* Begin TASK MATERIAL *
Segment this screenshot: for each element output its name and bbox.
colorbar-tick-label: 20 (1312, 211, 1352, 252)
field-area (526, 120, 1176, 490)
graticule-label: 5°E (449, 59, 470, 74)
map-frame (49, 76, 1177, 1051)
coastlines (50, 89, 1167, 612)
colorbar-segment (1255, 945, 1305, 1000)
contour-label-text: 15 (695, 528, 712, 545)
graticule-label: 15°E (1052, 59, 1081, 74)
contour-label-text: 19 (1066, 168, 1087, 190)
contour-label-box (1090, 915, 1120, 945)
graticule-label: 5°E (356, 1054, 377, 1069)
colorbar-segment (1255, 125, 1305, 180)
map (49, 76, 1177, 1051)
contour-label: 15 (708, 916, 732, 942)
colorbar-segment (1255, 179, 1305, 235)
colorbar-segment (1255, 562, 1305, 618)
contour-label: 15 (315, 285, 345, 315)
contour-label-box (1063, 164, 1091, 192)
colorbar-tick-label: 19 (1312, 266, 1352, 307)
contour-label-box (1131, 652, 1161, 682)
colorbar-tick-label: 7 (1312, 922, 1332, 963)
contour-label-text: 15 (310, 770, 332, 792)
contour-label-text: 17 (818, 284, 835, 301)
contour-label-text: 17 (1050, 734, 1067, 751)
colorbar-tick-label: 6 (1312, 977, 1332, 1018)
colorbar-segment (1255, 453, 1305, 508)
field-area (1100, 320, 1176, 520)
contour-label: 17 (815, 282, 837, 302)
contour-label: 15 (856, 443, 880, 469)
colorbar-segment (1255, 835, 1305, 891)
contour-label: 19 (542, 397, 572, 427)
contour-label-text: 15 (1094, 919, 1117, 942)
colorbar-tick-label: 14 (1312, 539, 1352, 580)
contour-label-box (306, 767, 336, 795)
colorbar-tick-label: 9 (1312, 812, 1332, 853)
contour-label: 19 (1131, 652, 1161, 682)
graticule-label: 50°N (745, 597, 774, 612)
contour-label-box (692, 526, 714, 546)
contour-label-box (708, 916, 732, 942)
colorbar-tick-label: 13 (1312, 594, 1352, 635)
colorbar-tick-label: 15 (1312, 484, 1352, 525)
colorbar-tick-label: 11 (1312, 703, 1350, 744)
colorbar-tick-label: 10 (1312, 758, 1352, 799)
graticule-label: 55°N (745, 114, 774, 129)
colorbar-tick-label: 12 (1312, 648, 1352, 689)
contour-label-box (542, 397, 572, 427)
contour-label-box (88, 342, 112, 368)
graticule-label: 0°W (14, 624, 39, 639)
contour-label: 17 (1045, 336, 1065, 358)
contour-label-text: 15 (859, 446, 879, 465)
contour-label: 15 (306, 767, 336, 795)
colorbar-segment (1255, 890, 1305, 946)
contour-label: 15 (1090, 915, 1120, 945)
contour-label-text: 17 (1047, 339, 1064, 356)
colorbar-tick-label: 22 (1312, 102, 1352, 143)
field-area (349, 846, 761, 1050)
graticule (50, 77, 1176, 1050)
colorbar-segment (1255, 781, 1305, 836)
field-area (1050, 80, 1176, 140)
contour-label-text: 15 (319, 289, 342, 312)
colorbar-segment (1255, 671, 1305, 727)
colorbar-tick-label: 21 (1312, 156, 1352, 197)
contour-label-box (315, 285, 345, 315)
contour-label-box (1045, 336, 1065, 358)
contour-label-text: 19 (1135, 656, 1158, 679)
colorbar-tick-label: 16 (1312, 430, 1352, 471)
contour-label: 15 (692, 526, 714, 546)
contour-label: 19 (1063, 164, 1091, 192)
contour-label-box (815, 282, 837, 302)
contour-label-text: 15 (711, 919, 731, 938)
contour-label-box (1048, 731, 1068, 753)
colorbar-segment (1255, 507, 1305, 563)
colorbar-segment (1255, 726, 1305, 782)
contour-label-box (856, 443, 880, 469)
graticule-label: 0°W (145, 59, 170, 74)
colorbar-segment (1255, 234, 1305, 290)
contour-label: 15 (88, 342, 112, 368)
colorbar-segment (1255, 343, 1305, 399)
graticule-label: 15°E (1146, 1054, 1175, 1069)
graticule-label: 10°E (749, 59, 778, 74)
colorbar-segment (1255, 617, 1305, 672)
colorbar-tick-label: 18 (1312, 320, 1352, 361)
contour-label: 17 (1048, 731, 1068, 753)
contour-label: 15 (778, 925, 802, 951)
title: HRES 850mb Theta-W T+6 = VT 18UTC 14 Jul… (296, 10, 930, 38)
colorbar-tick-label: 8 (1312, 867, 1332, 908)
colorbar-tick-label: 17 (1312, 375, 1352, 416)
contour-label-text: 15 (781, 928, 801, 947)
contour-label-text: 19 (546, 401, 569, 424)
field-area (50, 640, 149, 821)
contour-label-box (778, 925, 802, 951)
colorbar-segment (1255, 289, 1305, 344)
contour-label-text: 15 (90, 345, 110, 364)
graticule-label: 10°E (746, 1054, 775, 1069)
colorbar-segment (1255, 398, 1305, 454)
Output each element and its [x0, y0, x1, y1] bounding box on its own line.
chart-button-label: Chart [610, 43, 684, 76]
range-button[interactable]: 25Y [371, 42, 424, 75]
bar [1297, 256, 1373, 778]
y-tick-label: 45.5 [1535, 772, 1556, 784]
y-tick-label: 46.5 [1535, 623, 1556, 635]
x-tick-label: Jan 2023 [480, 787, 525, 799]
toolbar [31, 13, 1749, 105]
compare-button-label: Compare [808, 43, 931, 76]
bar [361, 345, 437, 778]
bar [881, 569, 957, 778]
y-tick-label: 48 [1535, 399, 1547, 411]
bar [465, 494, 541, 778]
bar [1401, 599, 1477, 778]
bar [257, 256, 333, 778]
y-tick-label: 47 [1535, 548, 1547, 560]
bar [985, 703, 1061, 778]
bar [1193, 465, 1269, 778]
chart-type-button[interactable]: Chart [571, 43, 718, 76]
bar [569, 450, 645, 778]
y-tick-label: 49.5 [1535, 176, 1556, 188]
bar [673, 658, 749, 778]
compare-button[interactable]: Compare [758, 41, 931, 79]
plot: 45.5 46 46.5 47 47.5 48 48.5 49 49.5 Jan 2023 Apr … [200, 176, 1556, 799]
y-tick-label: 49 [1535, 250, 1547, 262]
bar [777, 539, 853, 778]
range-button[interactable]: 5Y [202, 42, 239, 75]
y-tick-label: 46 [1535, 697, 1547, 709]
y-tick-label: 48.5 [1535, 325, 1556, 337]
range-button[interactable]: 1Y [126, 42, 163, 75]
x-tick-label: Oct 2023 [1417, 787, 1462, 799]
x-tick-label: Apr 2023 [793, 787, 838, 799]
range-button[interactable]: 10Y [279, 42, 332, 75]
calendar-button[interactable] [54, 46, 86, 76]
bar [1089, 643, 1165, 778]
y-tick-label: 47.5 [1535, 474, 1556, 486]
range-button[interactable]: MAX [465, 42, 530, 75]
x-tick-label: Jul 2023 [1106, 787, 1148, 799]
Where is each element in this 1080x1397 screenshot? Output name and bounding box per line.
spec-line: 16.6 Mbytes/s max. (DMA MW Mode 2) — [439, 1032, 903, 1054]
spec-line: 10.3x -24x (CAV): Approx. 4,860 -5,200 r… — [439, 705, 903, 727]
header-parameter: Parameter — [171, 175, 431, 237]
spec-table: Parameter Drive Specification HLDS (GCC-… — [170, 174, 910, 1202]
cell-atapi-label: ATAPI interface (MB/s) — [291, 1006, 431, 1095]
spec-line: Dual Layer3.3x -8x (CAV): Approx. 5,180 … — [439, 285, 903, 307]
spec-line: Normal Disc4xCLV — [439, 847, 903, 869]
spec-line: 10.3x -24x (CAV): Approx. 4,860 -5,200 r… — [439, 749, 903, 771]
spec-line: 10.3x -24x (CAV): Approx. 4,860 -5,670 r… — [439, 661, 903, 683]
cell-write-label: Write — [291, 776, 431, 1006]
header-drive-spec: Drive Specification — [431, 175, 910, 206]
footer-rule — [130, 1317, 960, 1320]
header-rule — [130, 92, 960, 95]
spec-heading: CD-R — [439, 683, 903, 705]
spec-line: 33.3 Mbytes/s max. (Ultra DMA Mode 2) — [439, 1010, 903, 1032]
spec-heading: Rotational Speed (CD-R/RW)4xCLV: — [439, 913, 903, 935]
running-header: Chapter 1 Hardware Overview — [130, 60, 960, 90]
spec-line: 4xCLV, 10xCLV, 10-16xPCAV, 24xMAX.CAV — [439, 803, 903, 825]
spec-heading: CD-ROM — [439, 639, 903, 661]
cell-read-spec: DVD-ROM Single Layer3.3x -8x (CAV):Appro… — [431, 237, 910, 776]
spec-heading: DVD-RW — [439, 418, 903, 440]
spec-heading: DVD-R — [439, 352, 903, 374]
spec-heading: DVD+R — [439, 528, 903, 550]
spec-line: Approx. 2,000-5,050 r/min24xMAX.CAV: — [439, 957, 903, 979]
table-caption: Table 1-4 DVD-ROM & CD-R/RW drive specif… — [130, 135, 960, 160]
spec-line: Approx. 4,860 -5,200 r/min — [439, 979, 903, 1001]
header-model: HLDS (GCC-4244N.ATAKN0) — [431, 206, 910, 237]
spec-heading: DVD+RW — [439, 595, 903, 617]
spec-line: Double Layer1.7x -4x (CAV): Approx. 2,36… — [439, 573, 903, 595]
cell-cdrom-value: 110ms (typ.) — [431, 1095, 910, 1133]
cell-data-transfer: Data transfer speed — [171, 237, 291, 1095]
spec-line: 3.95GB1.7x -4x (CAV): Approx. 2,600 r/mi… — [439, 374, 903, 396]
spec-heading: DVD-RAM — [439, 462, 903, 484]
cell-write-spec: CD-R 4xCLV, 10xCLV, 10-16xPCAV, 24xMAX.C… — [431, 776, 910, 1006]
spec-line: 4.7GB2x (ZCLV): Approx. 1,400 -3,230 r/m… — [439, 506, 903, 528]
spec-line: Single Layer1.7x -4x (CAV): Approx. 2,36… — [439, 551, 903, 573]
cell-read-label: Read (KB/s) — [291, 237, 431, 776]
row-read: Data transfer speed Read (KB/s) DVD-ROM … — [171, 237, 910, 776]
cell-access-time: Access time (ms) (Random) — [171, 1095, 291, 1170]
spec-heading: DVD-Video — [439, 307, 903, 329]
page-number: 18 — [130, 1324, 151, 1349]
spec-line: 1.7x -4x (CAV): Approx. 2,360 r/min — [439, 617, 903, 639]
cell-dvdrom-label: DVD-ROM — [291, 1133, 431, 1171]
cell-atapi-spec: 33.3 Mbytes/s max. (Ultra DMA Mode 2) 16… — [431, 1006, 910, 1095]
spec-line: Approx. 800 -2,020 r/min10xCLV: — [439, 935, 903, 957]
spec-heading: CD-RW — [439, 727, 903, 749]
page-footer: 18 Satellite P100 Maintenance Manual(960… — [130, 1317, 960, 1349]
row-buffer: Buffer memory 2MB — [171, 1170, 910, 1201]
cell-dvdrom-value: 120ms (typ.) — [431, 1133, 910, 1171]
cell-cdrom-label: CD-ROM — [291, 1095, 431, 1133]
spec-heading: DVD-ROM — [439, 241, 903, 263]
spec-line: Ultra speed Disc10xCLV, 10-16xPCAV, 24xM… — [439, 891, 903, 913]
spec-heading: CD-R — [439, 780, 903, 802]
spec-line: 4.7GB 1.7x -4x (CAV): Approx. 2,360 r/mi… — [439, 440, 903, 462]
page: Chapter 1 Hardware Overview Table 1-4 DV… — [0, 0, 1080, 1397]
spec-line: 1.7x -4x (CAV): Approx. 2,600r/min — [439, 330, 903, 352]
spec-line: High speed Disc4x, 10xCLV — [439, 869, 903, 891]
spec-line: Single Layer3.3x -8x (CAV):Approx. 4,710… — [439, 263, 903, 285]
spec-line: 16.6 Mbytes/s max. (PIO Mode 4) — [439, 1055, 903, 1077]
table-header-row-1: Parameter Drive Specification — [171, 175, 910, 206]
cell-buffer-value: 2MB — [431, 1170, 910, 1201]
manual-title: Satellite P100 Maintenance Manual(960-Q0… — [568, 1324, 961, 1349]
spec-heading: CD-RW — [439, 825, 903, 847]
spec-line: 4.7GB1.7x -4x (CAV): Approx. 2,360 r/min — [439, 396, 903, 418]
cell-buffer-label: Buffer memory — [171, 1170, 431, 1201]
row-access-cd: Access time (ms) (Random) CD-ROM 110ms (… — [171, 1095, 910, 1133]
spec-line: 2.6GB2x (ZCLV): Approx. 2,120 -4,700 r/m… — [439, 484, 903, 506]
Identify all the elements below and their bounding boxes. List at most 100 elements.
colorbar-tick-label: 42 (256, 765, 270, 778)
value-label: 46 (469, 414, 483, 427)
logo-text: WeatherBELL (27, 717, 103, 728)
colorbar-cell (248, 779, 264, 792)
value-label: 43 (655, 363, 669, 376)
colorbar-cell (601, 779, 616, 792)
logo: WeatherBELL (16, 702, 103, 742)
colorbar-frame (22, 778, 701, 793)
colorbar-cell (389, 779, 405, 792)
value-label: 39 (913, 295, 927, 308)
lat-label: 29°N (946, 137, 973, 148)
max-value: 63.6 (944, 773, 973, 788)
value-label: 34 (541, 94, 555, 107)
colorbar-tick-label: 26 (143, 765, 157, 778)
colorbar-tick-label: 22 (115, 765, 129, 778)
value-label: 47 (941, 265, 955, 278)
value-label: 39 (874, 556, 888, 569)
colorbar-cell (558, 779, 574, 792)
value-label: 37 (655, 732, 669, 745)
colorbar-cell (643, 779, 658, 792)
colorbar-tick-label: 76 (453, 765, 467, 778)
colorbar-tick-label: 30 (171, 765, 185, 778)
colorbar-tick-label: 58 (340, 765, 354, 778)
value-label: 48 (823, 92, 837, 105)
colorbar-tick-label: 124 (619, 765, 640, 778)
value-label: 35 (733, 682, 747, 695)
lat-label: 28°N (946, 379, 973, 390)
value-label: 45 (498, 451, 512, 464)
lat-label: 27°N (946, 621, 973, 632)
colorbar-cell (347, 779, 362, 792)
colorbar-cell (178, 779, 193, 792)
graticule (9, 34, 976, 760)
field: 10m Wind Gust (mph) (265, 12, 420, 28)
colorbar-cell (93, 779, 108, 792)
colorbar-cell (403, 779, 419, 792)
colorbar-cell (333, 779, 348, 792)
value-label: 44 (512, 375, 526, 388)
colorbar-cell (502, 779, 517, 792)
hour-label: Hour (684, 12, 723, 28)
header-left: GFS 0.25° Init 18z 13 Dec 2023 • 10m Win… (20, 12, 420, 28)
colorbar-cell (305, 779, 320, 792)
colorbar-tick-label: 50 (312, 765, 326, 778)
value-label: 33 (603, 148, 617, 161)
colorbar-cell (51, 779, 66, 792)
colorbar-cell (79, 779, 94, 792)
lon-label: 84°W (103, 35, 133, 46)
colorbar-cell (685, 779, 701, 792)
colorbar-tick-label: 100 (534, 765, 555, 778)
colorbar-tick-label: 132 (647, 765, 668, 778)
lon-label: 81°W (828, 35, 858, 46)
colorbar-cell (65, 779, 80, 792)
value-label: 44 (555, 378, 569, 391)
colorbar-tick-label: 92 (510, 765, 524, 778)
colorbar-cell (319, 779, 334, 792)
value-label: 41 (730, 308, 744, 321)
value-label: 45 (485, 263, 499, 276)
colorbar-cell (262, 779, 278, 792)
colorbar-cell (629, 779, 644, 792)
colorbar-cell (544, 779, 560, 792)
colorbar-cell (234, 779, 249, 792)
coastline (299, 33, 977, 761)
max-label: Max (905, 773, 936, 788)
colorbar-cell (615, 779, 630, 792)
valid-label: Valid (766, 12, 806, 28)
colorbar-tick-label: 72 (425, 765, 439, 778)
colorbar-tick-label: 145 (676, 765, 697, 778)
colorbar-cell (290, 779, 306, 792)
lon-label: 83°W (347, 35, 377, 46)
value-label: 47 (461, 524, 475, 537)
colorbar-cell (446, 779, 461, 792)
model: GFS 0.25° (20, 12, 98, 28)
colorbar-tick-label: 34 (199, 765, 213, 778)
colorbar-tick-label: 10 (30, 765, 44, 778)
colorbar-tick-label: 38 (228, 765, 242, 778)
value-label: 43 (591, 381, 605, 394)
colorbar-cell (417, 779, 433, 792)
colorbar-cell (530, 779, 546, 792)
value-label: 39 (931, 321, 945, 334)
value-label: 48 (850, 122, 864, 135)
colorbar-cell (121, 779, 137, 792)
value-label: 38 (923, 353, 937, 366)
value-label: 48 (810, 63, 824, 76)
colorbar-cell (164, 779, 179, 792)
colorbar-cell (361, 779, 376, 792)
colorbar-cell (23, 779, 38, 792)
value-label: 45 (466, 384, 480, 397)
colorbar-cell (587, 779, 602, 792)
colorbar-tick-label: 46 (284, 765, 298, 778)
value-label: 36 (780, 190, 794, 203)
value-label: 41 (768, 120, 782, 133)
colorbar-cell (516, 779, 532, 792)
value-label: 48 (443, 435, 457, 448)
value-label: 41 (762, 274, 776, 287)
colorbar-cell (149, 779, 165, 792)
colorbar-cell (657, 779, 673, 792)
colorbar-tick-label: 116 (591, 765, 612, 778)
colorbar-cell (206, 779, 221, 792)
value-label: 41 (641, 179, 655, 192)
* End TASK MATERIAL *
#### THE TASK
Put the lines of the entries above, from the very first line through the line containing "graticule-label: 5°E (356, 1054, 377, 1069)", inclusive, into a JSON list of strings with one string per line and any blank lines omitted.

#### OUTPUT OF THE EXERCISE
[
  "Segment this screenshot: for each element output its name and bbox.",
  "colorbar-tick-label: 20 (1312, 211, 1352, 252)",
  "field-area (526, 120, 1176, 490)",
  "graticule-label: 5°E (449, 59, 470, 74)",
  "map-frame (49, 76, 1177, 1051)",
  "coastlines (50, 89, 1167, 612)",
  "colorbar-segment (1255, 945, 1305, 1000)",
  "contour-label-text: 15 (695, 528, 712, 545)",
  "graticule-label: 15°E (1052, 59, 1081, 74)",
  "contour-label-text: 19 (1066, 168, 1087, 190)",
  "contour-label-box (1090, 915, 1120, 945)",
  "graticule-label: 5°E (356, 1054, 377, 1069)"
]